Materials provided:
## begin

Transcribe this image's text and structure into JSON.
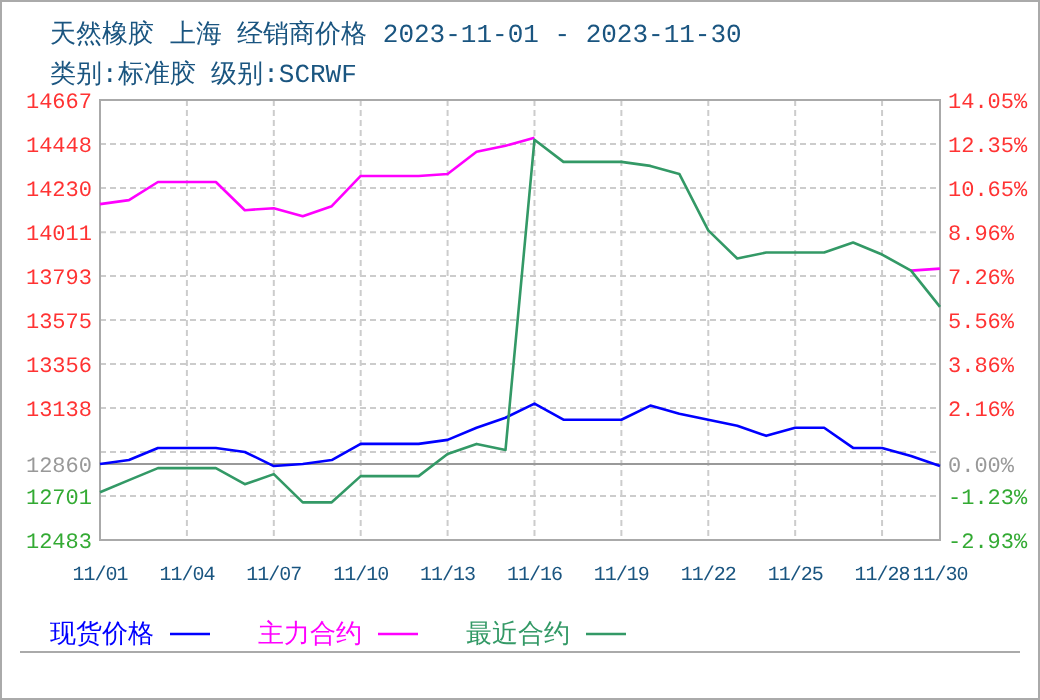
{
  "chart_data": {
    "type": "line",
    "title": "天然橡胶 上海 经销商价格 2023-11-01 - 2023-11-30",
    "subtitle": "类别:标准胶 级别:SCRWF",
    "categories": [
      "11/01",
      null,
      null,
      "11/04",
      null,
      null,
      "11/07",
      null,
      null,
      "11/10",
      null,
      null,
      "11/13",
      null,
      null,
      "11/16",
      null,
      null,
      "11/19",
      null,
      null,
      "11/22",
      null,
      null,
      "11/25",
      null,
      null,
      "11/28",
      null,
      "11/30"
    ],
    "series": [
      {
        "name": "现货价格",
        "color": "#0000ff",
        "values": [
          12860,
          12880,
          12940,
          12940,
          12940,
          12920,
          12850,
          12860,
          12880,
          12960,
          12960,
          12960,
          12980,
          13040,
          13090,
          13160,
          13080,
          13080,
          13080,
          13150,
          13110,
          13080,
          13050,
          13000,
          13040,
          13040,
          12940,
          12940,
          12900,
          12850
        ]
      },
      {
        "name": "主力合约",
        "color": "#ff00ff",
        "values": [
          14150,
          14170,
          14260,
          14260,
          14260,
          14120,
          14130,
          14090,
          14140,
          14290,
          14290,
          14290,
          14300,
          14410,
          14440,
          14480,
          null,
          null,
          null,
          null,
          null,
          null,
          null,
          null,
          null,
          null,
          null,
          null,
          13820,
          13830
        ]
      },
      {
        "name": "最近合约",
        "color": "#339966",
        "values": [
          12720,
          12780,
          12840,
          12840,
          12840,
          12760,
          12810,
          12670,
          12670,
          12800,
          12800,
          12800,
          12910,
          12960,
          12930,
          14470,
          14360,
          14360,
          14360,
          14340,
          14300,
          14020,
          13880,
          13910,
          13910,
          13910,
          13960,
          13900,
          13820,
          13640
        ]
      }
    ],
    "ylim": [
      12483,
      14667
    ],
    "yticks": [
      12483,
      12701,
      {
        "value": 12920,
        "label": null
      },
      13138,
      13356,
      13575,
      13793,
      14011,
      14230,
      14448,
      14667
    ],
    "y2lim": [
      -2.93,
      14.05
    ],
    "y2ticks": [
      {
        "value": -2.93,
        "label": "-2.93%"
      },
      {
        "value": -1.23,
        "label": "-1.23%"
      },
      {
        "value": 0,
        "label": "0.00%"
      },
      {
        "value": 2.16,
        "label": "2.16%"
      },
      {
        "value": 3.86,
        "label": "3.86%"
      },
      {
        "value": 5.56,
        "label": "5.56%"
      },
      {
        "value": 7.26,
        "label": "7.26%"
      },
      {
        "value": 8.96,
        "label": "8.96%"
      },
      {
        "value": 10.65,
        "label": "10.65%"
      },
      {
        "value": 12.35,
        "label": "12.35%"
      },
      {
        "value": 14.05,
        "label": "14.05%"
      }
    ],
    "ref_lines": [
      {
        "axis": "y",
        "value": 12860,
        "label": "12860",
        "color": "#999999"
      }
    ],
    "grid": true,
    "legend": "bottom",
    "marker": "none",
    "line_style": "solid"
  }
}
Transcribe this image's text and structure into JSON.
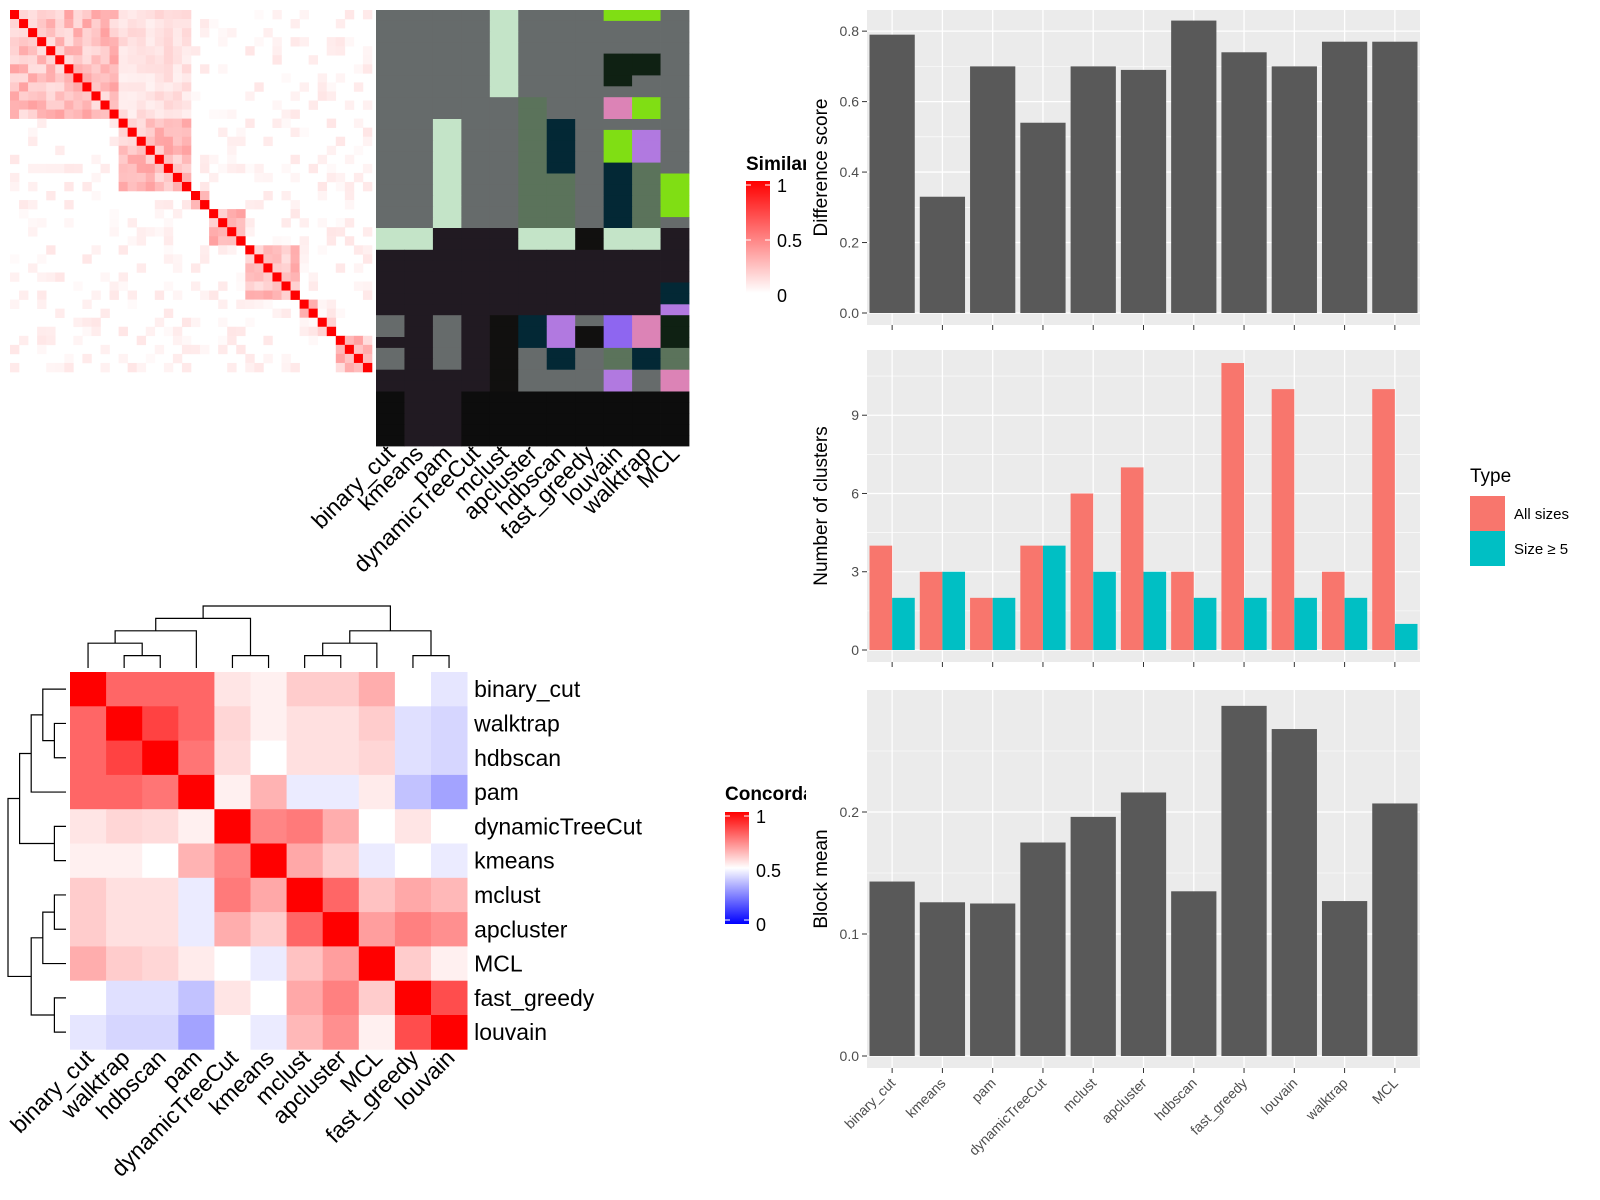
{
  "methods": [
    "binary_cut",
    "kmeans",
    "pam",
    "dynamicTreeCut",
    "mclust",
    "apcluster",
    "hdbscan",
    "fast_greedy",
    "louvain",
    "walktrap",
    "MCL"
  ],
  "similarity_heatmap": {
    "legend_title": "Similarity",
    "legend_ticks": [
      "1",
      "0.5",
      "0"
    ],
    "low_color": "#ffffff",
    "high_color": "#ff0000",
    "n_terms": 40,
    "groups": [
      [
        0,
        12
      ],
      [
        12,
        20
      ],
      [
        20,
        22
      ],
      [
        22,
        26
      ],
      [
        26,
        32
      ],
      [
        32,
        34
      ],
      [
        34,
        36
      ],
      [
        36,
        40
      ]
    ]
  },
  "partition_matrix": {
    "palette": [
      "#666b6b",
      "#c4e4c8",
      "#211a22",
      "#80de14",
      "#0f2113",
      "#dc83b6",
      "#032835",
      "#5b735b",
      "#b179e0",
      "#11100f",
      "#8e66f0",
      "#0d0d0d"
    ],
    "grid_note": "rows = terms (40), cols = methods",
    "cells": [
      [
        0,
        0,
        0,
        0,
        1,
        0,
        0,
        0,
        3,
        3,
        0
      ],
      [
        0,
        0,
        0,
        0,
        1,
        0,
        0,
        0,
        0,
        0,
        0
      ],
      [
        0,
        0,
        0,
        0,
        1,
        0,
        0,
        0,
        0,
        0,
        0
      ],
      [
        0,
        0,
        0,
        0,
        1,
        0,
        0,
        0,
        0,
        0,
        0
      ],
      [
        0,
        0,
        0,
        0,
        1,
        0,
        0,
        0,
        4,
        4,
        0
      ],
      [
        0,
        0,
        0,
        0,
        1,
        0,
        0,
        0,
        4,
        4,
        0
      ],
      [
        0,
        0,
        0,
        0,
        1,
        0,
        0,
        0,
        4,
        0,
        0
      ],
      [
        0,
        0,
        0,
        0,
        1,
        0,
        0,
        0,
        0,
        0,
        0
      ],
      [
        0,
        0,
        0,
        0,
        0,
        7,
        0,
        0,
        5,
        3,
        0
      ],
      [
        0,
        0,
        0,
        0,
        0,
        7,
        0,
        0,
        5,
        3,
        0
      ],
      [
        0,
        0,
        1,
        0,
        0,
        7,
        6,
        0,
        0,
        0,
        0
      ],
      [
        0,
        0,
        1,
        0,
        0,
        7,
        6,
        0,
        3,
        8,
        0
      ],
      [
        0,
        0,
        1,
        0,
        0,
        7,
        6,
        0,
        3,
        8,
        0
      ],
      [
        0,
        0,
        1,
        0,
        0,
        7,
        6,
        0,
        3,
        8,
        0
      ],
      [
        0,
        0,
        1,
        0,
        0,
        7,
        6,
        0,
        6,
        7,
        0
      ],
      [
        0,
        0,
        1,
        0,
        0,
        7,
        7,
        0,
        6,
        7,
        3
      ],
      [
        0,
        0,
        1,
        0,
        0,
        7,
        7,
        0,
        6,
        7,
        3
      ],
      [
        0,
        0,
        1,
        0,
        0,
        7,
        7,
        0,
        6,
        7,
        3
      ],
      [
        0,
        0,
        1,
        0,
        0,
        7,
        7,
        0,
        6,
        7,
        3
      ],
      [
        0,
        0,
        1,
        0,
        0,
        7,
        7,
        0,
        6,
        7,
        0
      ],
      [
        1,
        1,
        2,
        2,
        2,
        1,
        1,
        9,
        1,
        1,
        2
      ],
      [
        1,
        1,
        2,
        2,
        2,
        1,
        1,
        9,
        1,
        1,
        2
      ],
      [
        2,
        2,
        2,
        2,
        2,
        2,
        2,
        2,
        2,
        2,
        2
      ],
      [
        2,
        2,
        2,
        2,
        2,
        2,
        2,
        2,
        2,
        2,
        2
      ],
      [
        2,
        2,
        2,
        2,
        2,
        2,
        2,
        2,
        2,
        2,
        2
      ],
      [
        2,
        2,
        2,
        2,
        2,
        2,
        2,
        2,
        2,
        2,
        6
      ],
      [
        2,
        2,
        2,
        2,
        2,
        2,
        2,
        2,
        2,
        2,
        6
      ],
      [
        2,
        2,
        2,
        2,
        2,
        2,
        2,
        2,
        2,
        2,
        8
      ],
      [
        0,
        2,
        0,
        2,
        9,
        6,
        8,
        0,
        10,
        5,
        4
      ],
      [
        0,
        2,
        0,
        2,
        9,
        6,
        8,
        9,
        10,
        5,
        4
      ],
      [
        2,
        2,
        0,
        2,
        9,
        6,
        8,
        9,
        10,
        5,
        4
      ],
      [
        0,
        2,
        0,
        2,
        9,
        0,
        6,
        0,
        7,
        6,
        7
      ],
      [
        0,
        2,
        0,
        2,
        9,
        0,
        6,
        0,
        7,
        6,
        7
      ],
      [
        2,
        2,
        2,
        2,
        9,
        0,
        0,
        0,
        8,
        0,
        5
      ],
      [
        2,
        2,
        2,
        2,
        9,
        0,
        0,
        0,
        8,
        0,
        5
      ],
      [
        11,
        2,
        2,
        11,
        11,
        11,
        11,
        11,
        11,
        11,
        11
      ],
      [
        11,
        2,
        2,
        11,
        11,
        11,
        11,
        11,
        11,
        11,
        11
      ],
      [
        11,
        2,
        2,
        11,
        11,
        11,
        11,
        11,
        11,
        11,
        11
      ],
      [
        11,
        2,
        2,
        11,
        11,
        11,
        11,
        11,
        11,
        11,
        11
      ],
      [
        11,
        2,
        2,
        11,
        11,
        11,
        11,
        11,
        11,
        11,
        11
      ]
    ]
  },
  "concordance_heatmap": {
    "legend_title": "Concordance",
    "legend_ticks": [
      "1",
      "0.5",
      "0"
    ],
    "order": [
      "binary_cut",
      "walktrap",
      "hdbscan",
      "pam",
      "dynamicTreeCut",
      "kmeans",
      "mclust",
      "apcluster",
      "MCL",
      "fast_greedy",
      "louvain"
    ],
    "matrix": [
      [
        1.0,
        0.8,
        0.8,
        0.8,
        0.55,
        0.53,
        0.6,
        0.6,
        0.66,
        0.5,
        0.45
      ],
      [
        0.8,
        1.0,
        0.87,
        0.8,
        0.58,
        0.53,
        0.56,
        0.56,
        0.6,
        0.44,
        0.42
      ],
      [
        0.8,
        0.87,
        1.0,
        0.77,
        0.57,
        0.5,
        0.56,
        0.56,
        0.58,
        0.44,
        0.42
      ],
      [
        0.8,
        0.8,
        0.77,
        1.0,
        0.53,
        0.65,
        0.46,
        0.46,
        0.54,
        0.38,
        0.32
      ],
      [
        0.55,
        0.58,
        0.57,
        0.53,
        1.0,
        0.74,
        0.76,
        0.66,
        0.5,
        0.55,
        0.5
      ],
      [
        0.53,
        0.53,
        0.5,
        0.65,
        0.74,
        1.0,
        0.67,
        0.6,
        0.46,
        0.5,
        0.46
      ],
      [
        0.6,
        0.56,
        0.56,
        0.46,
        0.76,
        0.67,
        1.0,
        0.8,
        0.62,
        0.67,
        0.64
      ],
      [
        0.6,
        0.56,
        0.56,
        0.46,
        0.66,
        0.6,
        0.8,
        1.0,
        0.69,
        0.75,
        0.72
      ],
      [
        0.66,
        0.6,
        0.58,
        0.54,
        0.5,
        0.46,
        0.62,
        0.69,
        1.0,
        0.6,
        0.53
      ],
      [
        0.5,
        0.44,
        0.44,
        0.38,
        0.55,
        0.5,
        0.67,
        0.75,
        0.6,
        1.0,
        0.85
      ],
      [
        0.45,
        0.42,
        0.42,
        0.32,
        0.5,
        0.46,
        0.64,
        0.72,
        0.53,
        0.85,
        1.0
      ]
    ]
  },
  "chart_data": [
    {
      "type": "bar",
      "categories": [
        "binary_cut",
        "kmeans",
        "pam",
        "dynamicTreeCut",
        "mclust",
        "apcluster",
        "hdbscan",
        "fast_greedy",
        "louvain",
        "walktrap",
        "MCL"
      ],
      "values": [
        0.79,
        0.33,
        0.7,
        0.54,
        0.7,
        0.69,
        0.83,
        0.74,
        0.7,
        0.77,
        0.77
      ],
      "title": "",
      "xlabel": "",
      "ylabel": "Difference score",
      "ylim": [
        0,
        0.86
      ],
      "yticks": [
        0.0,
        0.2,
        0.4,
        0.6,
        0.8
      ],
      "ytick_labels": [
        "0.0",
        "0.2",
        "0.4",
        "0.6",
        "0.8"
      ],
      "grid": true,
      "bar_color": "#595959"
    },
    {
      "type": "bar",
      "categories": [
        "binary_cut",
        "kmeans",
        "pam",
        "dynamicTreeCut",
        "mclust",
        "apcluster",
        "hdbscan",
        "fast_greedy",
        "louvain",
        "walktrap",
        "MCL"
      ],
      "series": [
        {
          "name": "All sizes",
          "values": [
            4,
            3,
            2,
            4,
            6,
            7,
            3,
            11,
            10,
            3,
            10
          ],
          "color": "#f8766d"
        },
        {
          "name": "Size ≥ 5",
          "values": [
            2,
            3,
            2,
            4,
            3,
            3,
            2,
            2,
            2,
            2,
            1
          ],
          "color": "#00bfc4"
        }
      ],
      "title": "",
      "xlabel": "",
      "ylabel": "Number of clusters",
      "ylim": [
        0,
        11.5
      ],
      "yticks": [
        0,
        3,
        6,
        9
      ],
      "ytick_labels": [
        "0",
        "3",
        "6",
        "9"
      ],
      "legend_title": "Type",
      "legend_position": "right",
      "grid": true
    },
    {
      "type": "bar",
      "categories": [
        "binary_cut",
        "kmeans",
        "pam",
        "dynamicTreeCut",
        "mclust",
        "apcluster",
        "hdbscan",
        "fast_greedy",
        "louvain",
        "walktrap",
        "MCL"
      ],
      "values": [
        0.143,
        0.126,
        0.125,
        0.175,
        0.196,
        0.216,
        0.135,
        0.287,
        0.268,
        0.127,
        0.207
      ],
      "title": "",
      "xlabel": "",
      "ylabel": "Block mean",
      "ylim": [
        0,
        0.3
      ],
      "yticks": [
        0.0,
        0.1,
        0.2
      ],
      "ytick_labels": [
        "0.0",
        "0.1",
        "0.2"
      ],
      "grid": true,
      "bar_color": "#595959"
    }
  ]
}
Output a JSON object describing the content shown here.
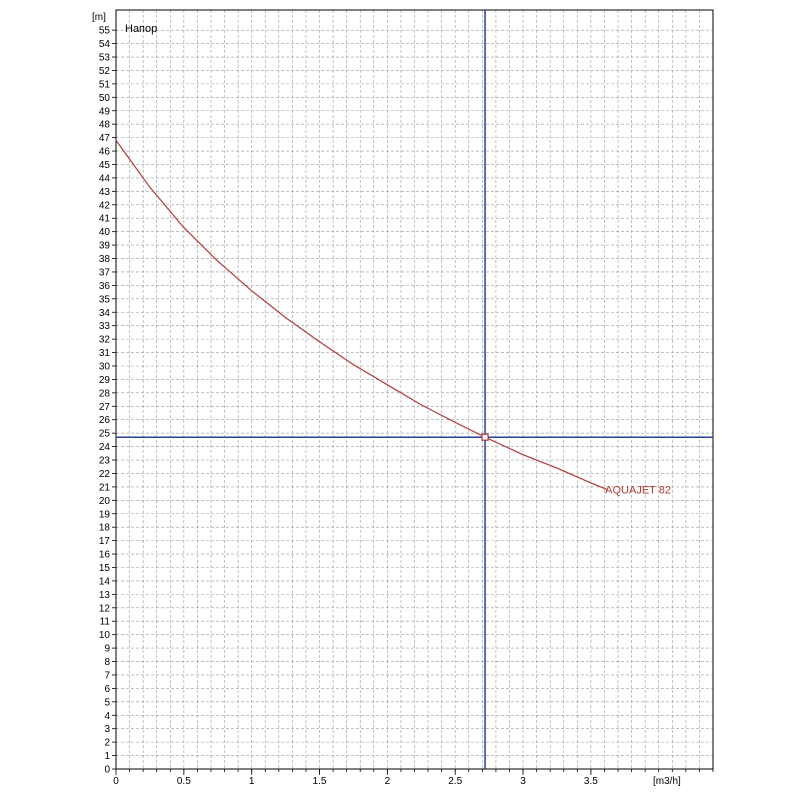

## end

Search the records for the word "true", then list every line that has it.

Solution to this exercise:
    "grid": true,
      "grid": true,
      "grid": true
      "grid": true,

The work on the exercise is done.